* Aim *
Transcribe the entries below exactly; leave every image out.

* Data for the task *
# # # # #
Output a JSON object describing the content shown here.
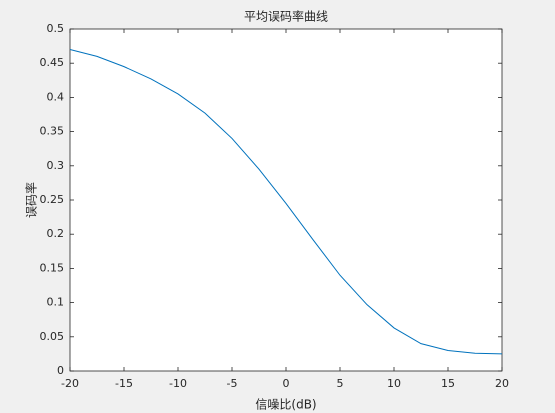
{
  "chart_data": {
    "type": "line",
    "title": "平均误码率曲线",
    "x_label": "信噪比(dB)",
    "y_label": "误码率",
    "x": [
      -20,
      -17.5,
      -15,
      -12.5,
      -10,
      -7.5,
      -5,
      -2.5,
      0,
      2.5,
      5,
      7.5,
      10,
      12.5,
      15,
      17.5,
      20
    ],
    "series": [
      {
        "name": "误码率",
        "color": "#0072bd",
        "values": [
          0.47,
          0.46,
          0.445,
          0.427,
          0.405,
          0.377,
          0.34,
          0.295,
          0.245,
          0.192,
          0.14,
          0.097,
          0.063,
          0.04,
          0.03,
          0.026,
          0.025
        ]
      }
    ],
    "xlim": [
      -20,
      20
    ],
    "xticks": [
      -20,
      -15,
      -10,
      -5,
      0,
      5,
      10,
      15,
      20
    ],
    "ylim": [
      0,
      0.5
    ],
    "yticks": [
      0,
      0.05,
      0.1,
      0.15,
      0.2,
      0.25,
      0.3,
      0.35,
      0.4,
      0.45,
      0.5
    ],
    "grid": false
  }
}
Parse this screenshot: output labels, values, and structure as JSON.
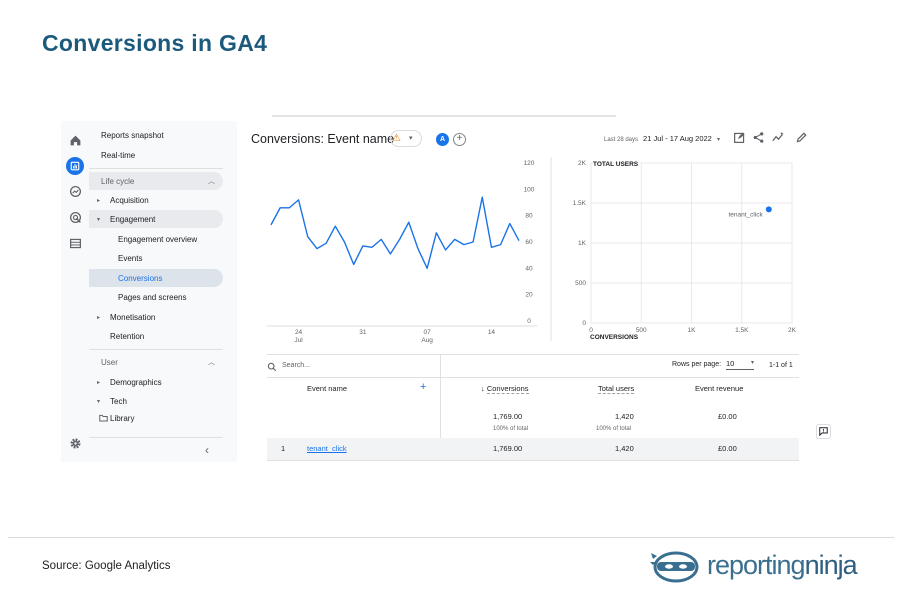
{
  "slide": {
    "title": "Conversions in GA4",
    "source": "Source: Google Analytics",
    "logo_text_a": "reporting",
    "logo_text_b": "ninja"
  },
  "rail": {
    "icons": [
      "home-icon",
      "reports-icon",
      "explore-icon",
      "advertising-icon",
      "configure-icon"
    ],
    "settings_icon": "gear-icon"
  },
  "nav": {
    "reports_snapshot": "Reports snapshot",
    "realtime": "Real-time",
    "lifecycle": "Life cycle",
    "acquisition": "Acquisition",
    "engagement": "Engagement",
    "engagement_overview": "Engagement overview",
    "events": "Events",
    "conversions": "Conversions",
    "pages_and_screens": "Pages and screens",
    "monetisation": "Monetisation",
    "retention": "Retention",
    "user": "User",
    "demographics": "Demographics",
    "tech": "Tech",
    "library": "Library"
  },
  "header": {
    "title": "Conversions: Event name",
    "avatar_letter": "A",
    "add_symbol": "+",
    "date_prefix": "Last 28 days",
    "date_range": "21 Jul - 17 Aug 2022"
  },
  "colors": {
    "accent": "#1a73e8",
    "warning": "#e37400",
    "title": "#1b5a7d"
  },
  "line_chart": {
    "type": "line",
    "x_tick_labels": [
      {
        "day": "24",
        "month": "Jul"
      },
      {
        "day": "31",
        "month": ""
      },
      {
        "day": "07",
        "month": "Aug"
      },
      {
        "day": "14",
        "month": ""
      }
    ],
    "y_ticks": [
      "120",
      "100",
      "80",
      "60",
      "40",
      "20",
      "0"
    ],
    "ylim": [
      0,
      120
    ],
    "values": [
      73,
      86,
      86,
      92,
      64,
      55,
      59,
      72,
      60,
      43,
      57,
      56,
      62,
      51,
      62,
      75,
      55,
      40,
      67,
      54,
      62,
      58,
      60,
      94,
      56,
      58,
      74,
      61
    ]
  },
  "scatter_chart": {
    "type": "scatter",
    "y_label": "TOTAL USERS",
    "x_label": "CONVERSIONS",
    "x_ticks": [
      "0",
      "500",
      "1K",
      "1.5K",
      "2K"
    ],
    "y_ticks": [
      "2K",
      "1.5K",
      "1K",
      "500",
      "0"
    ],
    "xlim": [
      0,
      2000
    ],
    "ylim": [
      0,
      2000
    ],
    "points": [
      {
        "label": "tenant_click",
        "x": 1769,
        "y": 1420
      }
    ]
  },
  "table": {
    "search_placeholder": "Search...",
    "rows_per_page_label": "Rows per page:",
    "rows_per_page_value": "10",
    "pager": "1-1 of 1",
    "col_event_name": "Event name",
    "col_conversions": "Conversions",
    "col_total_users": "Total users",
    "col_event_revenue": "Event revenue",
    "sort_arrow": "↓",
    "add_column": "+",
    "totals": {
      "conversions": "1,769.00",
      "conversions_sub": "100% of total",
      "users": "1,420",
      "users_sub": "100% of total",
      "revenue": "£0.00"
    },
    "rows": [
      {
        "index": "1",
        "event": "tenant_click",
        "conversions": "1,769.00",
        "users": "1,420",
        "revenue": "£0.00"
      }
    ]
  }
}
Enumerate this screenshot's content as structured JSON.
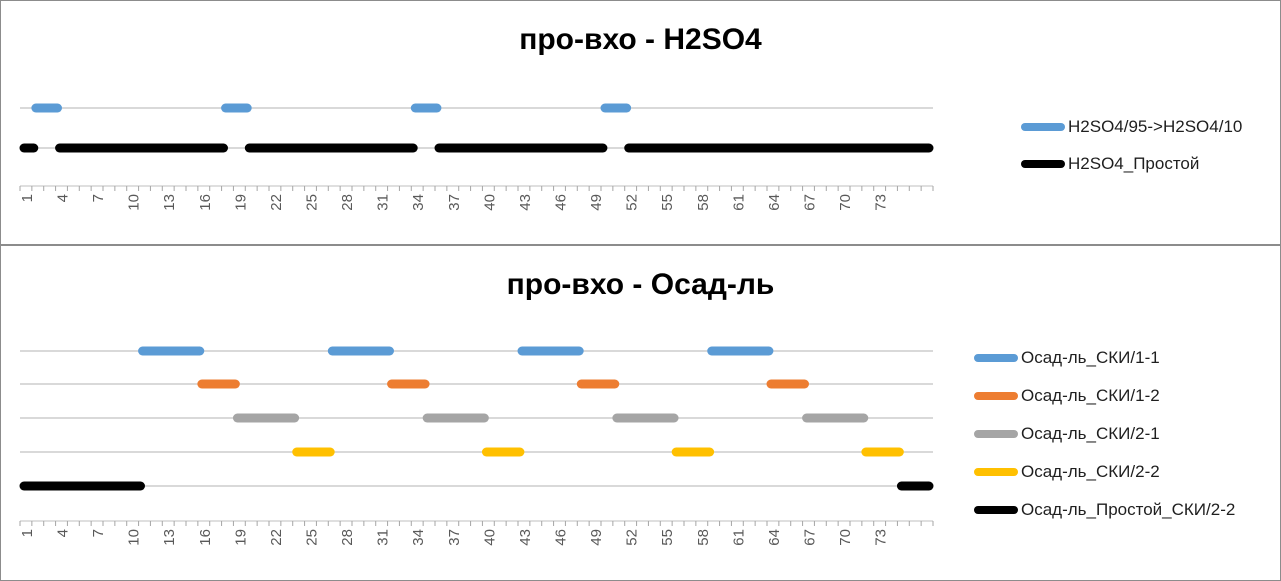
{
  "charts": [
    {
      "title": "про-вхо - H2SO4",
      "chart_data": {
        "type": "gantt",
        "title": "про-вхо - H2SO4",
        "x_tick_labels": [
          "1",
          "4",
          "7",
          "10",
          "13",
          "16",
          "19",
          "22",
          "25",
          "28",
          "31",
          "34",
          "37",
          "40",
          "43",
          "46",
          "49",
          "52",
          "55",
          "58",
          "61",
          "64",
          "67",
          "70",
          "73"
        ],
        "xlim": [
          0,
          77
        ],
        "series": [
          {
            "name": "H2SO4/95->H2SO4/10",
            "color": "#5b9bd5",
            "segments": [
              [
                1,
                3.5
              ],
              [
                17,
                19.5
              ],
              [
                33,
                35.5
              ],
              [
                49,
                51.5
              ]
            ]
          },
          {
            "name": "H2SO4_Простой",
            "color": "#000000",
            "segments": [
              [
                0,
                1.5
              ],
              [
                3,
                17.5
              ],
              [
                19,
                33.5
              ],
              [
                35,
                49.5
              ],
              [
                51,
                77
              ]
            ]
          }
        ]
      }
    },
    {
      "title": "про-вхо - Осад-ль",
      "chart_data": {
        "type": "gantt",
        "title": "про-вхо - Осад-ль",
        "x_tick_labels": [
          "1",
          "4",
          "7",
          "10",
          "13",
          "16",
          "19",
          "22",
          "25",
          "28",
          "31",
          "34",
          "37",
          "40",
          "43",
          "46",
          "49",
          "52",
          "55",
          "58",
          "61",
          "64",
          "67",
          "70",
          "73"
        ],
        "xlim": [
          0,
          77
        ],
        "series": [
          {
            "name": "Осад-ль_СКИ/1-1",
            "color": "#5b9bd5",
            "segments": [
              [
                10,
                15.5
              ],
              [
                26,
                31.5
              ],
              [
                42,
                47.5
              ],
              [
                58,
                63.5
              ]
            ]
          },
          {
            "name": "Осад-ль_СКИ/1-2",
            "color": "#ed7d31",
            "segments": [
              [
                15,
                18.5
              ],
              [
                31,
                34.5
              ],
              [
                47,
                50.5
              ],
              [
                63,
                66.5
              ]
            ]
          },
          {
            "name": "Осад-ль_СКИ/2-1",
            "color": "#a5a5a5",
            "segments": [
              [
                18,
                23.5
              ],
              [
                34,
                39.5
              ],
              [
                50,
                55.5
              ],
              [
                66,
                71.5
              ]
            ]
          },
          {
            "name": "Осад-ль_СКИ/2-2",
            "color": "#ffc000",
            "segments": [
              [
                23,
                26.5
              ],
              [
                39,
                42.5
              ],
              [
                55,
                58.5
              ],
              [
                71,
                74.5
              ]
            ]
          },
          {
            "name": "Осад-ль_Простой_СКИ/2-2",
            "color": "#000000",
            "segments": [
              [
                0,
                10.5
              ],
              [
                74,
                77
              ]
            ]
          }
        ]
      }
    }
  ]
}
# # # # #
* Final result *
Output a JSON object describing the content shown here.
{
  "chart_data": {
    "type": "line",
    "title": "平均误码率曲线",
    "x_label": "信噪比(dB)",
    "y_label": "误码率",
    "x": [
      -20,
      -17.5,
      -15,
      -12.5,
      -10,
      -7.5,
      -5,
      -2.5,
      0,
      2.5,
      5,
      7.5,
      10,
      12.5,
      15,
      17.5,
      20
    ],
    "series": [
      {
        "name": "误码率",
        "color": "#0072bd",
        "values": [
          0.47,
          0.46,
          0.445,
          0.427,
          0.405,
          0.377,
          0.34,
          0.295,
          0.245,
          0.192,
          0.14,
          0.097,
          0.063,
          0.04,
          0.03,
          0.026,
          0.025
        ]
      }
    ],
    "xlim": [
      -20,
      20
    ],
    "xticks": [
      -20,
      -15,
      -10,
      -5,
      0,
      5,
      10,
      15,
      20
    ],
    "ylim": [
      0,
      0.5
    ],
    "yticks": [
      0,
      0.05,
      0.1,
      0.15,
      0.2,
      0.25,
      0.3,
      0.35,
      0.4,
      0.45,
      0.5
    ],
    "grid": false
  }
}
Parse this screenshot: output labels, values, and structure as JSON.
{
  "slide": {
    "title": "Conversions in GA4",
    "source": "Source: Google Analytics",
    "logo_text_a": "reporting",
    "logo_text_b": "ninja"
  },
  "rail": {
    "icons": [
      "home-icon",
      "reports-icon",
      "explore-icon",
      "advertising-icon",
      "configure-icon"
    ],
    "settings_icon": "gear-icon"
  },
  "nav": {
    "reports_snapshot": "Reports snapshot",
    "realtime": "Real-time",
    "lifecycle": "Life cycle",
    "acquisition": "Acquisition",
    "engagement": "Engagement",
    "engagement_overview": "Engagement overview",
    "events": "Events",
    "conversions": "Conversions",
    "pages_and_screens": "Pages and screens",
    "monetisation": "Monetisation",
    "retention": "Retention",
    "user": "User",
    "demographics": "Demographics",
    "tech": "Tech",
    "library": "Library"
  },
  "header": {
    "title": "Conversions: Event name",
    "avatar_letter": "A",
    "add_symbol": "+",
    "date_prefix": "Last 28 days",
    "date_range": "21 Jul - 17 Aug 2022"
  },
  "colors": {
    "accent": "#1a73e8",
    "warning": "#e37400",
    "title": "#1b5a7d"
  },
  "line_chart": {
    "type": "line",
    "x_tick_labels": [
      {
        "day": "24",
        "month": "Jul"
      },
      {
        "day": "31",
        "month": ""
      },
      {
        "day": "07",
        "month": "Aug"
      },
      {
        "day": "14",
        "month": ""
      }
    ],
    "y_ticks": [
      "120",
      "100",
      "80",
      "60",
      "40",
      "20",
      "0"
    ],
    "ylim": [
      0,
      120
    ],
    "values": [
      73,
      86,
      86,
      92,
      64,
      55,
      59,
      72,
      60,
      43,
      57,
      56,
      62,
      51,
      62,
      75,
      55,
      40,
      67,
      54,
      62,
      58,
      60,
      94,
      56,
      58,
      74,
      61
    ]
  },
  "scatter_chart": {
    "type": "scatter",
    "y_label": "TOTAL USERS",
    "x_label": "CONVERSIONS",
    "x_ticks": [
      "0",
      "500",
      "1K",
      "1.5K",
      "2K"
    ],
    "y_ticks": [
      "2K",
      "1.5K",
      "1K",
      "500",
      "0"
    ],
    "xlim": [
      0,
      2000
    ],
    "ylim": [
      0,
      2000
    ],
    "points": [
      {
        "label": "tenant_click",
        "x": 1769,
        "y": 1420
      }
    ]
  },
  "table": {
    "search_placeholder": "Search...",
    "rows_per_page_label": "Rows per page:",
    "rows_per_page_value": "10",
    "pager": "1-1 of 1",
    "col_event_name": "Event name",
    "col_conversions": "Conversions",
    "col_total_users": "Total users",
    "col_event_revenue": "Event revenue",
    "sort_arrow": "↓",
    "add_column": "+",
    "totals": {
      "conversions": "1,769.00",
      "conversions_sub": "100% of total",
      "users": "1,420",
      "users_sub": "100% of total",
      "revenue": "£0.00"
    },
    "rows": [
      {
        "index": "1",
        "event": "tenant_click",
        "conversions": "1,769.00",
        "users": "1,420",
        "revenue": "£0.00"
      }
    ]
  }
}
Enumerate this screenshot's content as structured JSON.
{
  "charts": [
    {
      "title": "про-вхо - H2SO4",
      "chart_data": {
        "type": "gantt",
        "title": "про-вхо - H2SO4",
        "x_tick_labels": [
          "1",
          "4",
          "7",
          "10",
          "13",
          "16",
          "19",
          "22",
          "25",
          "28",
          "31",
          "34",
          "37",
          "40",
          "43",
          "46",
          "49",
          "52",
          "55",
          "58",
          "61",
          "64",
          "67",
          "70",
          "73"
        ],
        "xlim": [
          0,
          77
        ],
        "series": [
          {
            "name": "H2SO4/95->H2SO4/10",
            "color": "#5b9bd5",
            "segments": [
              [
                1,
                3.5
              ],
              [
                17,
                19.5
              ],
              [
                33,
                35.5
              ],
              [
                49,
                51.5
              ]
            ]
          },
          {
            "name": "H2SO4_Простой",
            "color": "#000000",
            "segments": [
              [
                0,
                1.5
              ],
              [
                3,
                17.5
              ],
              [
                19,
                33.5
              ],
              [
                35,
                49.5
              ],
              [
                51,
                77
              ]
            ]
          }
        ]
      }
    },
    {
      "title": "про-вхо - Осад-ль",
      "chart_data": {
        "type": "gantt",
        "title": "про-вхо - Осад-ль",
        "x_tick_labels": [
          "1",
          "4",
          "7",
          "10",
          "13",
          "16",
          "19",
          "22",
          "25",
          "28",
          "31",
          "34",
          "37",
          "40",
          "43",
          "46",
          "49",
          "52",
          "55",
          "58",
          "61",
          "64",
          "67",
          "70",
          "73"
        ],
        "xlim": [
          0,
          77
        ],
        "series": [
          {
            "name": "Осад-ль_СКИ/1-1",
            "color": "#5b9bd5",
            "segments": [
              [
                10,
                15.5
              ],
              [
                26,
                31.5
              ],
              [
                42,
                47.5
              ],
              [
                58,
                63.5
              ]
            ]
          },
          {
            "name": "Осад-ль_СКИ/1-2",
            "color": "#ed7d31",
            "segments": [
              [
                15,
                18.5
              ],
              [
                31,
                34.5
              ],
              [
                47,
                50.5
              ],
              [
                63,
                66.5
              ]
            ]
          },
          {
            "name": "Осад-ль_СКИ/2-1",
            "color": "#a5a5a5",
            "segments": [
              [
                18,
                23.5
              ],
              [
                34,
                39.5
              ],
              [
                50,
                55.5
              ],
              [
                66,
                71.5
              ]
            ]
          },
          {
            "name": "Осад-ль_СКИ/2-2",
            "color": "#ffc000",
            "segments": [
              [
                23,
                26.5
              ],
              [
                39,
                42.5
              ],
              [
                55,
                58.5
              ],
              [
                71,
                74.5
              ]
            ]
          },
          {
            "name": "Осад-ль_Простой_СКИ/2-2",
            "color": "#000000",
            "segments": [
              [
                0,
                10.5
              ],
              [
                74,
                77
              ]
            ]
          }
        ]
      }
    }
  ]
}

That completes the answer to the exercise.